Write out all of the data without omission, exactly as shown.
### Dataset excerpts
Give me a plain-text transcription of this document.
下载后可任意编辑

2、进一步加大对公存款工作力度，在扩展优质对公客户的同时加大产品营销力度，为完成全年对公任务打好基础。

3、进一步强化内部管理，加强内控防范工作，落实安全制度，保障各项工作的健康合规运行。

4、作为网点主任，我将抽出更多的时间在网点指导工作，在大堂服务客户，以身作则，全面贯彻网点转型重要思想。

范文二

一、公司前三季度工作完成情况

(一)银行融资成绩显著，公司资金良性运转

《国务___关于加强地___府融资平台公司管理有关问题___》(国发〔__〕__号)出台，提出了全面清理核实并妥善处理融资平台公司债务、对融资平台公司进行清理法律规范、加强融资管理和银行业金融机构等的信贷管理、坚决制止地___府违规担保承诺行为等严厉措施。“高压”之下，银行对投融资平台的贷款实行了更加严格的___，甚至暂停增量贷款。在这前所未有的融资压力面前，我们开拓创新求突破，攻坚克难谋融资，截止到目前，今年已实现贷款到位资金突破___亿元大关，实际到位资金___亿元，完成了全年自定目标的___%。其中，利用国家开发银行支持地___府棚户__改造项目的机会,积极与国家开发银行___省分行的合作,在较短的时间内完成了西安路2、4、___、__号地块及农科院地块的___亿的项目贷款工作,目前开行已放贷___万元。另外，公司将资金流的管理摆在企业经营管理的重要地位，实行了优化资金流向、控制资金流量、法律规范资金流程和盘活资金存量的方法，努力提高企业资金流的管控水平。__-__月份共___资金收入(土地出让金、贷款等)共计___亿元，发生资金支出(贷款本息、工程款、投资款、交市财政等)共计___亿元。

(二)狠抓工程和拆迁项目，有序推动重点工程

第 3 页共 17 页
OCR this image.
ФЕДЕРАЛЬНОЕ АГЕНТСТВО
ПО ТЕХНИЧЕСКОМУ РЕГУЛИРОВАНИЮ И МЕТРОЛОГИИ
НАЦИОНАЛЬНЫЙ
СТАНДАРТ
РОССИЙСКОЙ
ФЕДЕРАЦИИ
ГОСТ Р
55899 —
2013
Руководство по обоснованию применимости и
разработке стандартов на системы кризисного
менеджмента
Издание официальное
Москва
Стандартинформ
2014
######
Written reply:
Give me a plain-text transcription of this document.
下载后可任意编辑

2、进一步加大对公存款工作力度，在扩展优质对公客户的同时加大产品营销力度，为完成全年对公任务打好基础。

3、进一步强化内部管理，加强内控防范工作，落实安全制度，保障各项工作的健康合规运行。

4、作为网点主任，我将抽出更多的时间在网点指导工作，在大堂服务客户，以身作则，全面贯彻网点转型重要思想。

范文二

一、公司前三季度工作完成情况

(一)银行融资成绩显著，公司资金良性运转

《国务___关于加强地___府融资平台公司管理有关问题___》(国发〔__〕__号)出台，提出了全面清理核实并妥善处理融资平台公司债务、对融资平台公司进行清理法律规范、加强融资管理和银行业金融机构等的信贷管理、坚决制止地___府违规担保承诺行为等严厉措施。“高压”之下，银行对投融资平台的贷款实行了更加严格的___，甚至暂停增量贷款。在这前所未有的融资压力面前，我们开拓创新求突破，攻坚克难谋融资，截止到目前，今年已实现贷款到位资金突破___亿元大关，实际到位资金___亿元，完成了全年自定目标的___%。其中，利用国家开发银行支持地___府棚户__改造项目的机会,积极与国家开发银行___省分行的合作,在较短的时间内完成了西安路2、4、___、__号地块及农科院地块的___亿的项目贷款工作,目前开行已放贷___万元。另外，公司将资金流的管理摆在企业经营管理的重要地位，实行了优化资金流向、控制资金流量、法律规范资金流程和盘活资金存量的方法，努力提高企业资金流的管控水平。__-__月份共___资金收入(土地出让金、贷款等)共计___亿元，发生资金支出(贷款本息、工程款、投资款、交市财政等)共计___亿元。

(二)狠抓工程和拆迁项目，有序推动重点工程

第 3 页共 17 页
OCR this image.
ФЕДЕРАЛЬНОЕ АГЕНТСТВО
ПО ТЕХНИЧЕСКОМУ РЕГУЛИРОВАНИЮ И МЕТРОЛОГИИ
НАЦИОНАЛЬНЫЙ
СТАНДАРТ
РОССИЙСКОЙ
ФЕДЕРАЦИИ
ГОСТ Р
55899 —
2013
Руководство по обоснованию применимости и
разработке стандартов на системы кризисного
менеджмента
Издание официальное
Москва
Стандартинформ
2014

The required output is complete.